## Begin THE DATA

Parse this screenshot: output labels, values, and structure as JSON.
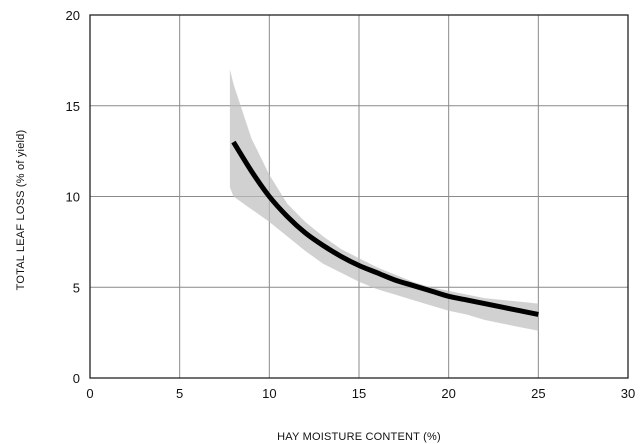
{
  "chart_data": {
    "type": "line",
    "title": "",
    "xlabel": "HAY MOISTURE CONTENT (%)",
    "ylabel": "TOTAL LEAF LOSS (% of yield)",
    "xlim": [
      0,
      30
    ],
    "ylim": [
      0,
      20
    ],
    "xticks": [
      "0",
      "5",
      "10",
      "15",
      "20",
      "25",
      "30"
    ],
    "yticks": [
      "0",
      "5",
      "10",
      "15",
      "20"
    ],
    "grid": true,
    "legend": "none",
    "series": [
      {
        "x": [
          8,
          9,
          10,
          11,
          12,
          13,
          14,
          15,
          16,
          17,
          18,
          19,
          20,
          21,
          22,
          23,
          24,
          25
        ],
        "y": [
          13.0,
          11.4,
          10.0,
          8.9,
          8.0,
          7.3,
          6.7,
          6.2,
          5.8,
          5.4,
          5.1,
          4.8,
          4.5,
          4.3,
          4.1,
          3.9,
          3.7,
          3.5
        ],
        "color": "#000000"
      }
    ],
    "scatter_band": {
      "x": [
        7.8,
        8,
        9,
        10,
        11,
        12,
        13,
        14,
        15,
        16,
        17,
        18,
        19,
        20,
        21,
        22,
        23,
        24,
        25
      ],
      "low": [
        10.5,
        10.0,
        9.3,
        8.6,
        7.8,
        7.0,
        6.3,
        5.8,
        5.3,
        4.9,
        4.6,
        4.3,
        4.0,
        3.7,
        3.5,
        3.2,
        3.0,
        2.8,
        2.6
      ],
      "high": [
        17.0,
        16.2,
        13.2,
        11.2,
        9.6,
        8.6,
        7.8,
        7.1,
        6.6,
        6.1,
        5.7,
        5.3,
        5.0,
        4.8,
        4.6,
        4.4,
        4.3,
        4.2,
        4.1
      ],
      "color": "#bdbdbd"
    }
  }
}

## End THE DATA

Repeat the data exactly, excluding the pictures.

Parse this screenshot: output labels, values, and structure as JSON.
{
  "chart_data": {
    "type": "line",
    "title": "",
    "xlabel": "HAY MOISTURE CONTENT (%)",
    "ylabel": "TOTAL LEAF LOSS (% of yield)",
    "xlim": [
      0,
      30
    ],
    "ylim": [
      0,
      20
    ],
    "xticks": [
      "0",
      "5",
      "10",
      "15",
      "20",
      "25",
      "30"
    ],
    "yticks": [
      "0",
      "5",
      "10",
      "15",
      "20"
    ],
    "grid": true,
    "legend": "none",
    "series": [
      {
        "x": [
          8,
          9,
          10,
          11,
          12,
          13,
          14,
          15,
          16,
          17,
          18,
          19,
          20,
          21,
          22,
          23,
          24,
          25
        ],
        "y": [
          13.0,
          11.4,
          10.0,
          8.9,
          8.0,
          7.3,
          6.7,
          6.2,
          5.8,
          5.4,
          5.1,
          4.8,
          4.5,
          4.3,
          4.1,
          3.9,
          3.7,
          3.5
        ],
        "color": "#000000"
      }
    ],
    "scatter_band": {
      "x": [
        7.8,
        8,
        9,
        10,
        11,
        12,
        13,
        14,
        15,
        16,
        17,
        18,
        19,
        20,
        21,
        22,
        23,
        24,
        25
      ],
      "low": [
        10.5,
        10.0,
        9.3,
        8.6,
        7.8,
        7.0,
        6.3,
        5.8,
        5.3,
        4.9,
        4.6,
        4.3,
        4.0,
        3.7,
        3.5,
        3.2,
        3.0,
        2.8,
        2.6
      ],
      "high": [
        17.0,
        16.2,
        13.2,
        11.2,
        9.6,
        8.6,
        7.8,
        7.1,
        6.6,
        6.1,
        5.7,
        5.3,
        5.0,
        4.8,
        4.6,
        4.4,
        4.3,
        4.2,
        4.1
      ],
      "color": "#bdbdbd"
    }
  }
}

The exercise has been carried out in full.